> _Stored records_

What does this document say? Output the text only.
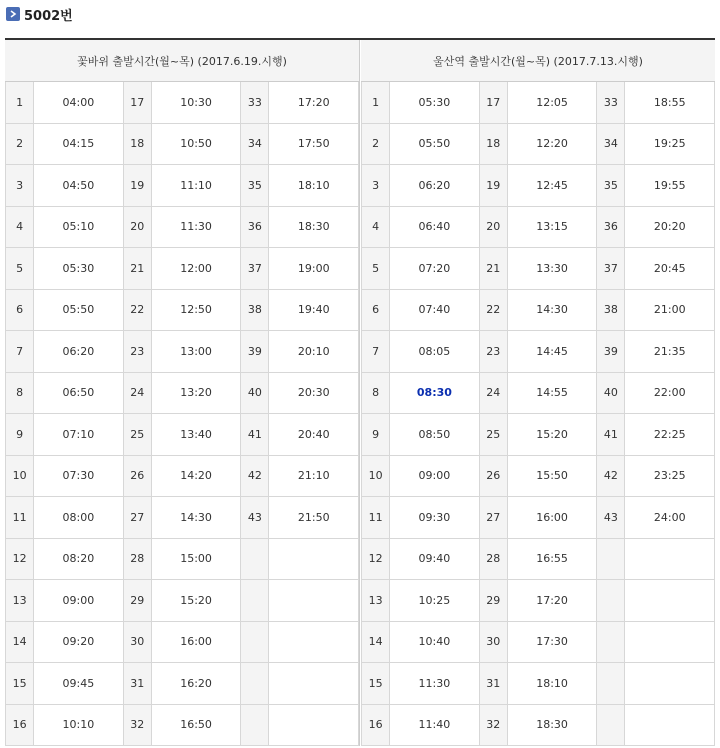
5002번
꽃바위 출발시간(월~목) (2017.6.19.시행)
1	04:00	17	10:30	33	17:20
2	04:15	18	10:50	34	17:50
3	04:50	19	11:10	35	18:10
4	05:10	20	11:30	36	18:30
5	05:30	21	12:00	37	19:00
6	05:50	22	12:50	38	19:40
7	06:20	23	13:00	39	20:10
8	06:50	24	13:20	40	20:30
9	07:10	25	13:40	41	20:40
10	07:30	26	14:20	42	21:10
11	08:00	27	14:30	43	21:50
12	08:20	28	15:00		
13	09:00	29	15:20		
14	09:20	30	16:00		
15	09:45	31	16:20		
16	10:10	32	16:50		
울산역 출발시간(월~목) (2017.7.13.시행)
1	05:30	17	12:05	33	18:55
2	05:50	18	12:20	34	19:25
3	06:20	19	12:45	35	19:55
4	06:40	20	13:15	36	20:20
5	07:20	21	13:30	37	20:45
6	07:40	22	14:30	38	21:00
7	08:05	23	14:45	39	21:35
8	08:30	24	14:55	40	22:00
9	08:50	25	15:20	41	22:25
10	09:00	26	15:50	42	23:25
11	09:30	27	16:00	43	24:00
12	09:40	28	16:55		
13	10:25	29	17:20		
14	10:40	30	17:30		
15	11:30	31	18:10		
16	11:40	32	18:30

> _Task description_
Images should not appear in the copy; retype the listing above exactly.

> _Exercise solution_
What does this document say? Output the text only.
5002번
꽃바위 출발시간(월~목) (2017.6.19.시행)
1	04:00	17	10:30	33	17:20
2	04:15	18	10:50	34	17:50
3	04:50	19	11:10	35	18:10
4	05:10	20	11:30	36	18:30
5	05:30	21	12:00	37	19:00
6	05:50	22	12:50	38	19:40
7	06:20	23	13:00	39	20:10
8	06:50	24	13:20	40	20:30
9	07:10	25	13:40	41	20:40
10	07:30	26	14:20	42	21:10
11	08:00	27	14:30	43	21:50
12	08:20	28	15:00		
13	09:00	29	15:20		
14	09:20	30	16:00		
15	09:45	31	16:20		
16	10:10	32	16:50		
울산역 출발시간(월~목) (2017.7.13.시행)
1	05:30	17	12:05	33	18:55
2	05:50	18	12:20	34	19:25
3	06:20	19	12:45	35	19:55
4	06:40	20	13:15	36	20:20
5	07:20	21	13:30	37	20:45
6	07:40	22	14:30	38	21:00
7	08:05	23	14:45	39	21:35
8	08:30	24	14:55	40	22:00
9	08:50	25	15:20	41	22:25
10	09:00	26	15:50	42	23:25
11	09:30	27	16:00	43	24:00
12	09:40	28	16:55		
13	10:25	29	17:20		
14	10:40	30	17:30		
15	11:30	31	18:10		
16	11:40	32	18:30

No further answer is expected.